Element location data:
──────────────────────────────

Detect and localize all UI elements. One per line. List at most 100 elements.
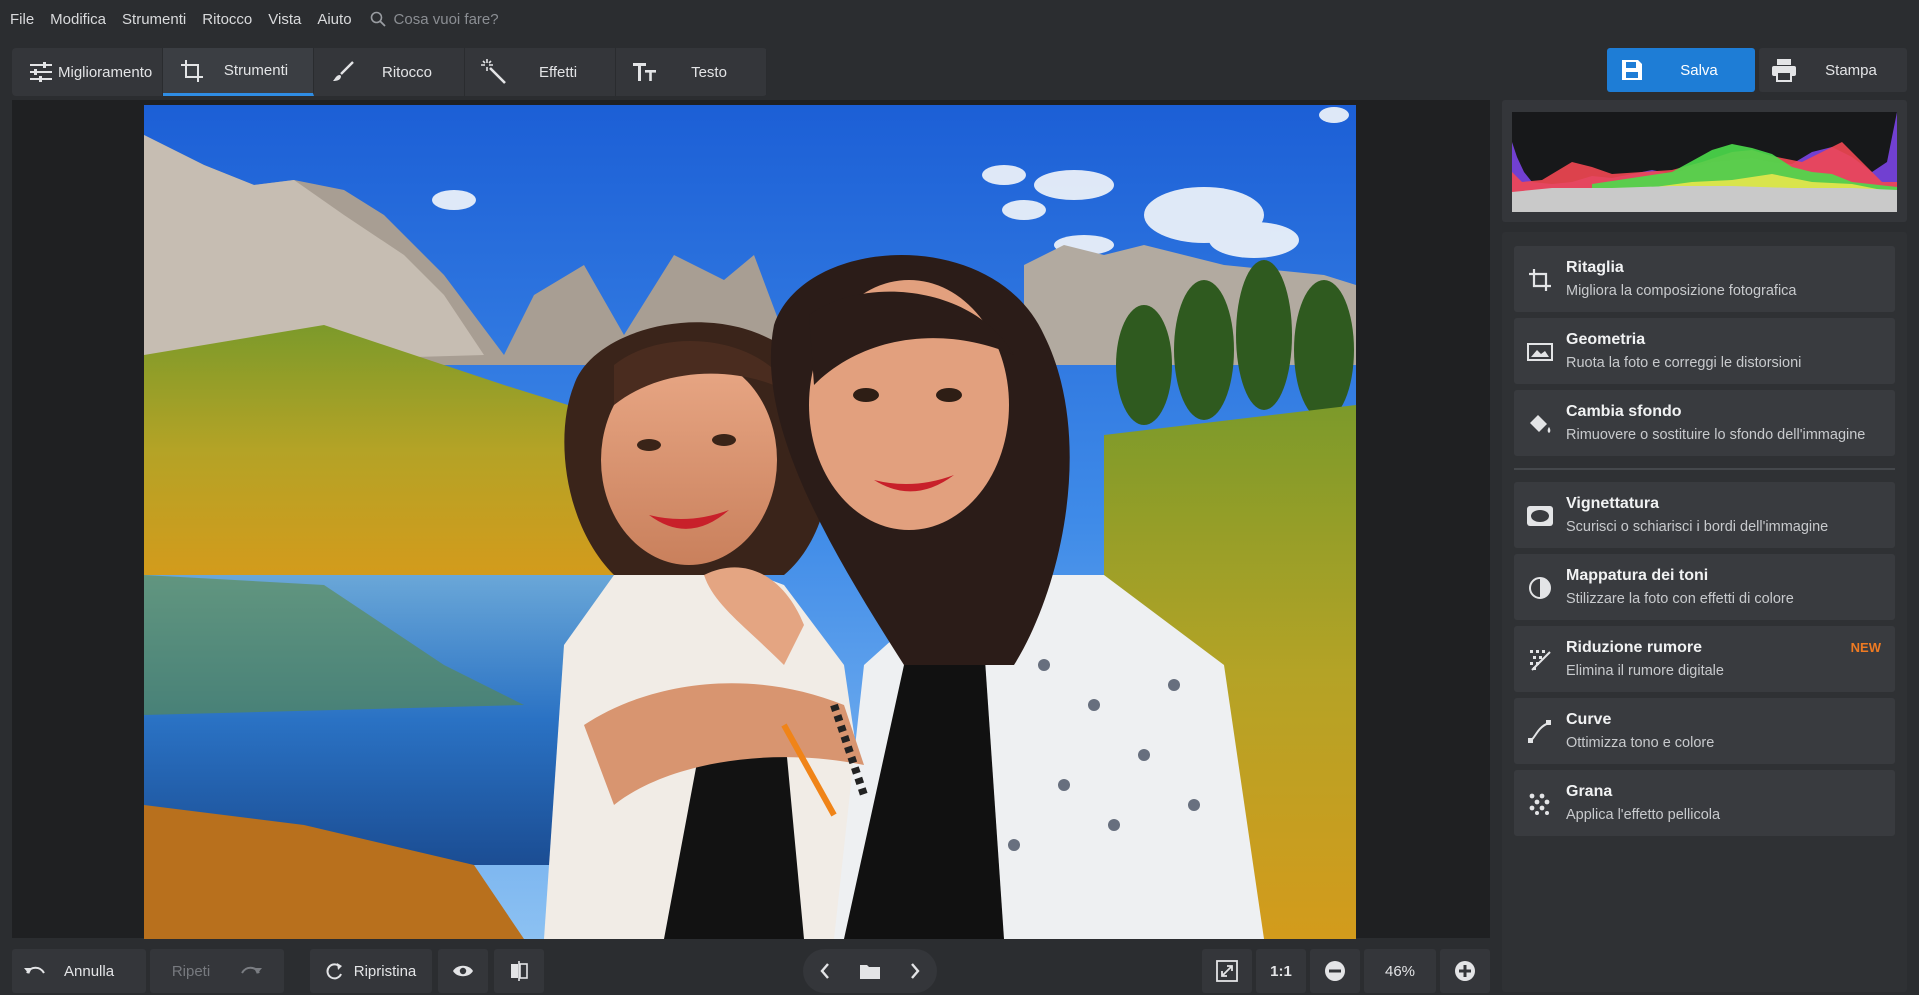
menu-strumenti[interactable]: Strumenti (122, 11, 186, 28)
crop-icon (177, 59, 207, 83)
paint-bucket-icon (1526, 410, 1554, 438)
zoom-out-button[interactable] (1310, 949, 1360, 993)
tab-label: Strumenti (223, 62, 289, 79)
eye-icon (453, 965, 473, 977)
open-folder-button[interactable] (850, 951, 890, 991)
chevron-left-icon (820, 963, 830, 979)
tool-curve[interactable]: Curve Ottimizza tono e colore (1514, 698, 1895, 764)
geometry-icon (1526, 338, 1554, 366)
redo-button[interactable]: Ripeti (150, 949, 284, 993)
menu-bar: File Modifica Strumenti Ritocco Vista Ai… (0, 0, 1919, 38)
folder-icon (859, 965, 880, 979)
new-badge: NEW (1850, 640, 1881, 655)
tool-title: Vignettatura (1566, 495, 1660, 512)
tab-testo[interactable]: Testo (616, 48, 767, 96)
undo-button[interactable]: Annulla (12, 949, 146, 993)
fit-screen-button[interactable] (1202, 949, 1252, 993)
plus-circle-icon (1455, 961, 1475, 981)
tool-title: Geometria (1566, 331, 1646, 348)
redo-icon (241, 966, 263, 974)
tool-cambia-sfondo[interactable]: Cambia sfondo Rimuovere o sostituire lo … (1514, 390, 1895, 456)
printer-icon (1759, 58, 1809, 82)
tab-effetti[interactable]: Effetti (465, 48, 616, 96)
tool-desc: Ruota la foto e correggi le distorsioni (1566, 355, 1802, 371)
chevron-right-icon (910, 963, 920, 979)
zoom-level[interactable]: 46% (1364, 949, 1436, 993)
next-photo-button[interactable] (895, 951, 935, 991)
vignette-icon (1526, 502, 1554, 530)
reset-button[interactable]: Ripristina (310, 949, 432, 993)
text-icon (630, 61, 660, 83)
tool-vignettatura[interactable]: Vignettatura Scurisci o schiarisci i bor… (1514, 482, 1895, 548)
tool-mappatura-toni[interactable]: Mappatura dei toni Stilizzare la foto co… (1514, 554, 1895, 620)
divider (1514, 468, 1895, 470)
undo-label: Annulla (64, 962, 115, 980)
zoom-in-button[interactable] (1440, 949, 1490, 993)
tab-label: Ritocco (381, 63, 433, 81)
main-tabs: Miglioramento Strumenti Ritocco Effetti … (12, 48, 767, 96)
tab-strumenti[interactable]: Strumenti (163, 48, 314, 96)
save-button[interactable]: Salva (1607, 48, 1755, 92)
search-placeholder: Cosa vuoi fare? (393, 10, 499, 28)
tool-title: Mappatura dei toni (1566, 567, 1709, 584)
tool-desc: Ottimizza tono e colore (1566, 735, 1715, 751)
tab-label: Miglioramento (58, 63, 153, 81)
tone-mapping-icon (1526, 574, 1554, 602)
menu-ritocco[interactable]: Ritocco (202, 11, 252, 28)
noise-reduction-icon (1526, 646, 1554, 674)
tool-title: Riduzione rumore (1566, 639, 1703, 656)
prev-photo-button[interactable] (805, 951, 845, 991)
undo-icon (24, 966, 45, 974)
top-actions: Salva Stampa (1607, 48, 1907, 92)
tool-desc: Elimina il rumore digitale (1566, 663, 1724, 679)
tab-label: Effetti (538, 63, 578, 81)
menu-modifica[interactable]: Modifica (50, 11, 106, 28)
grain-icon (1526, 790, 1554, 818)
tool-title: Ritaglia (1566, 259, 1624, 276)
tool-title: Curve (1566, 711, 1612, 728)
tool-title: Grana (1566, 783, 1613, 800)
magic-wand-icon (479, 59, 509, 85)
tool-desc: Applica l'effetto pellicola (1566, 807, 1721, 823)
photo (144, 105, 1356, 939)
tool-desc: Scurisci o schiarisci i bordi dell'immag… (1566, 519, 1829, 535)
minus-circle-icon (1325, 961, 1345, 981)
search-box[interactable]: Cosa vuoi fare? (370, 11, 499, 28)
curves-icon (1526, 718, 1554, 746)
tab-label: Testo (691, 63, 727, 81)
crop-icon (1526, 266, 1554, 294)
reset-icon (326, 963, 342, 980)
save-icon (1607, 59, 1657, 81)
menu-vista[interactable]: Vista (268, 11, 301, 28)
tool-desc: Migliora la composizione fotografica (1566, 283, 1797, 299)
tools-panel: Ritaglia Migliora la composizione fotogr… (1502, 232, 1907, 992)
search-icon (370, 11, 386, 27)
tab-ritocco[interactable]: Ritocco (314, 48, 465, 96)
preview-button[interactable] (438, 949, 488, 993)
histogram-panel (1502, 100, 1907, 222)
tool-geometria[interactable]: Geometria Ruota la foto e correggi le di… (1514, 318, 1895, 384)
bottom-toolbar: Annulla Ripeti Ripristina 1:1 46% (0, 942, 1496, 995)
save-label: Salva (1680, 61, 1718, 79)
print-button[interactable]: Stampa (1759, 48, 1907, 92)
image-canvas[interactable] (12, 100, 1490, 939)
reset-label: Ripristina (353, 962, 417, 980)
compare-button[interactable] (494, 949, 544, 993)
tool-desc: Stilizzare la foto con effetti di colore (1566, 591, 1794, 607)
redo-label: Ripeti (171, 962, 211, 980)
sliders-icon (26, 61, 56, 83)
compare-icon (511, 961, 528, 981)
menu-aiuto[interactable]: Aiuto (317, 11, 351, 28)
tool-grana[interactable]: Grana Applica l'effetto pellicola (1514, 770, 1895, 836)
print-label: Stampa (1825, 61, 1877, 79)
tool-ritaglia[interactable]: Ritaglia Migliora la composizione fotogr… (1514, 246, 1895, 312)
brush-icon (328, 60, 358, 84)
tool-riduzione-rumore[interactable]: Riduzione rumore Elimina il rumore digit… (1514, 626, 1895, 692)
histogram (1512, 112, 1897, 212)
tool-desc: Rimuovere o sostituire lo sfondo dell'im… (1566, 427, 1866, 443)
tool-title: Cambia sfondo (1566, 403, 1682, 420)
actual-size-button[interactable]: 1:1 (1256, 949, 1306, 993)
menu-file[interactable]: File (10, 11, 34, 28)
tab-miglioramento[interactable]: Miglioramento (12, 48, 163, 96)
fit-screen-icon (1216, 960, 1238, 982)
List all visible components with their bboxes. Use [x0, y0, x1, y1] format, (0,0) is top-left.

──────────────────────────────

■ Set exercise ■
Set out every line of the records above as a Markdown table with the columns "Row" and "Line," numbering each row and skipping blank lines. Leave the pictures out.

■ Written response ■
| Row | Line |
|---|---|
| 1 | Detect and localize all UI elements. One per line. List at most 100 elements. |
| 2 | menu-strumenti[interactable]: Strumenti (122, 11, 186, 28) |
| 3 | crop-icon (177, 59, 207, 83) |
| 4 | paint-bucket-icon (1526, 410, 1554, 438) |
| 5 | zoom-out-button[interactable] (1310, 949, 1360, 993) |
| 6 | tab-label: Strumenti (223, 62, 289, 79) |
| 7 | eye-icon (453, 965, 473, 977) |
| 8 | open-folder-button[interactable] (850, 951, 890, 991) |
| 9 | chevron-left-icon (820, 963, 830, 979) |
| 10 | tool-curve[interactable]: Curve Ottimizza tono e colore (1514, 698, 1895, 764) |
| 11 | geometry-icon (1526, 338, 1554, 366) |
| 12 | redo-button[interactable]: Ripeti (150, 949, 284, 993) |
| 13 | menu-bar: File Modifica Strumenti Ritocco Vista Ai… (0, 0, 1919, 38) |
| 14 | folder-icon (859, 965, 880, 979) |
| 15 | new-badge: NEW (1850, 640, 1881, 655) |
| 16 | tool-title: Vignettatura (1566, 495, 1660, 512) |
| 17 | tab-testo[interactable]: Testo (616, 48, 767, 96) |
| 18 | undo-button[interactable]: Annulla (12, 949, 146, 993) |
| 19 | fit-screen-button[interactable] (1202, 949, 1252, 993) |
| 20 | plus-circle-icon (1455, 961, 1475, 981) |
| 21 | tool-title: Geometria (1566, 331, 1646, 348) |
| 22 | redo-icon (241, 966, 263, 974) |
| 23 | tool-cambia-sfondo[interactable]: Cambia sfondo Rimuovere o sostituire lo … (1514, 390, 1895, 456) |
| 24 | printer-icon (1759, 58, 1809, 82) |
| 25 | tab-effetti[interactable]: Effetti (465, 48, 616, 96) |
| 26 | tool-desc: Ruota la foto e correggi le distorsioni (1566, 355, 1802, 371) |
| 27 | chevron-right-icon (910, 963, 920, 979) |
| 28 | zoom-level[interactable]: 46% (1364, 949, 1436, 993) |
| 29 | next-photo-button[interactable] (895, 951, 935, 991) |
| 30 | vignette-icon (1526, 502, 1554, 530) |
| 31 | reset-button[interactable]: Ripristina (310, 949, 432, 993) |
| 32 | text-icon (630, 61, 660, 83) |
| 33 | tool-vignettatura[interactable]: Vignettatura Scurisci o schiarisci i bor… (1514, 482, 1895, 548) |
| 34 | tool-mappatura-toni[interactable]: Mappatura dei toni Stilizzare la foto co… (1514, 554, 1895, 620) |
| 35 | divider (1514, 468, 1895, 470) |
| 36 | undo-label: Annulla (64, 962, 115, 980) |
| 37 | zoom-in-button[interactable] (1440, 949, 1490, 993) |
| 38 | tab-label: Ritocco (381, 63, 433, 81) |
| 39 | main-tabs: Miglioramento Strumenti Ritocco Effetti … (12, 48, 767, 96) |
| 40 | tab-strumenti[interactable]: Strumenti (163, 48, 314, 96) |
| 41 | save-button[interactable]: Salva (1607, 48, 1755, 92) |
| 42 | search-placeholder: Cosa vuoi fare? (393, 10, 499, 28) |
| 43 | tool-title: Mappatura dei toni (1566, 567, 1709, 584) |
| 44 | tool-desc: Ottimizza tono e colore (1566, 735, 1715, 751) |
| 45 | tab-label: Miglioramento (58, 63, 153, 81) |
| 46 | tone-mapping-icon (1526, 574, 1554, 602) |
| 47 | menu-ritocco[interactable]: Ritocco (202, 11, 252, 28) |
| 48 | noise-reduction-icon (1526, 646, 1554, 674) |
| 49 | tool-title: Riduzione rumore (1566, 639, 1703, 656) |
| 50 | prev-photo-button[interactable] (805, 951, 845, 991) |
| 51 | undo-icon (24, 966, 45, 974) |
| 52 | top-actions: Salva Stampa (1607, 48, 1907, 92) |
| 53 | tool-desc: Elimina il rumore digitale (1566, 663, 1724, 679) |
| 54 | tab-label: Effetti (538, 63, 578, 81) |
| 55 | menu-modifica[interactable]: Modifica (50, 11, 106, 28) |
| 56 | grain-icon (1526, 790, 1554, 818) |
| 57 | tool-title: Ritaglia (1566, 259, 1624, 276) |
| 58 | tool-title: Curve (1566, 711, 1612, 728) |
| 59 | tool-title: Grana (1566, 783, 1613, 800) |
| 60 | magic-wand-icon (479, 59, 509, 85) |
| 61 | tool-desc: Applica l'effetto pellicola (1566, 807, 1721, 823) |
| 62 | photo (144, 105, 1356, 939) |
| 63 | tool-desc: Scurisci o schiarisci i bordi dell'immag… (1566, 519, 1829, 535) |
| 64 | minus-circle-icon (1325, 961, 1345, 981) |
| 65 | search-box[interactable]: Cosa vuoi fare? (370, 11, 499, 28) |
| 66 | curves-icon (1526, 718, 1554, 746) |
| 67 | tab-label: Testo (691, 63, 727, 81) |
| 68 | crop-icon (1526, 266, 1554, 294) |
| 69 | reset-icon (326, 963, 342, 980) |
| 70 | save-icon (1607, 59, 1657, 81) |
| 71 | menu-vista[interactable]: Vista (268, 11, 301, 28) |
| 72 | tool-desc: Migliora la composizione fotografica (1566, 283, 1797, 299) |
| 73 | tools-panel: Ritaglia Migliora la composizione fotogr… (1502, 232, 1907, 992) |
| 74 | search-icon (370, 11, 386, 27) |
| 75 | tab-ritocco[interactable]: Ritocco (314, 48, 465, 96) |
| 76 | preview-button[interactable] (438, 949, 488, 993) |
| 77 | histogram-panel (1502, 100, 1907, 222) |
| 78 | tool-geometria[interactable]: Geometria Ruota la foto e correggi le di… (1514, 318, 1895, 384) |
| 79 | bottom-toolbar: Annulla Ripeti Ripristina 1:1 46% (0, 942, 1496, 995) |
| 80 | save-label: Salva (1680, 61, 1718, 79) |
| 81 | print-button[interactable]: Stampa (1759, 48, 1907, 92) |
| 82 | image-canvas[interactable] (12, 100, 1490, 939) |
| 83 | reset-label: Ripristina (353, 962, 417, 980) |
| 84 | compare-button[interactable] (494, 949, 544, 993) |
| 85 | tool-desc: Stilizzare la foto con effetti di colore (1566, 591, 1794, 607) |
| 86 | redo-label: Ripeti (171, 962, 211, 980) |
| 87 | sliders-icon (26, 61, 56, 83) |
| 88 | compare-icon (511, 961, 528, 981) |
| 89 | menu-aiuto[interactable]: Aiuto (317, 11, 351, 28) |
| 90 | tool-grana[interactable]: Grana Applica l'effetto pellicola (1514, 770, 1895, 836) |
| 91 | print-label: Stampa (1825, 61, 1877, 79) |
| 92 | tool-ritaglia[interactable]: Ritaglia Migliora la composizione fotogr… (1514, 246, 1895, 312) |
| 93 | brush-icon (328, 60, 358, 84) |
| 94 | tool-riduzione-rumore[interactable]: Riduzione rumore Elimina il rumore digit… (1514, 626, 1895, 692) |
| 95 | histogram (1512, 112, 1897, 212) |
| 96 | tool-desc: Rimuovere o sostituire lo sfondo dell'im… (1566, 427, 1866, 443) |
| 97 | tool-title: Cambia sfondo (1566, 403, 1682, 420) |
| 98 | actual-size-button[interactable]: 1:1 (1256, 949, 1306, 993) |
| 99 | menu-file[interactable]: File (10, 11, 34, 28) |
| 100 | tab-miglioramento[interactable]: Miglioramento (12, 48, 163, 96) |
| 101 | fit-screen-icon (1216, 960, 1238, 982) |
| 102 | List all visible components with their bboxes. Use [x0, y0, x1, y1] format, (0,0) is top-left. |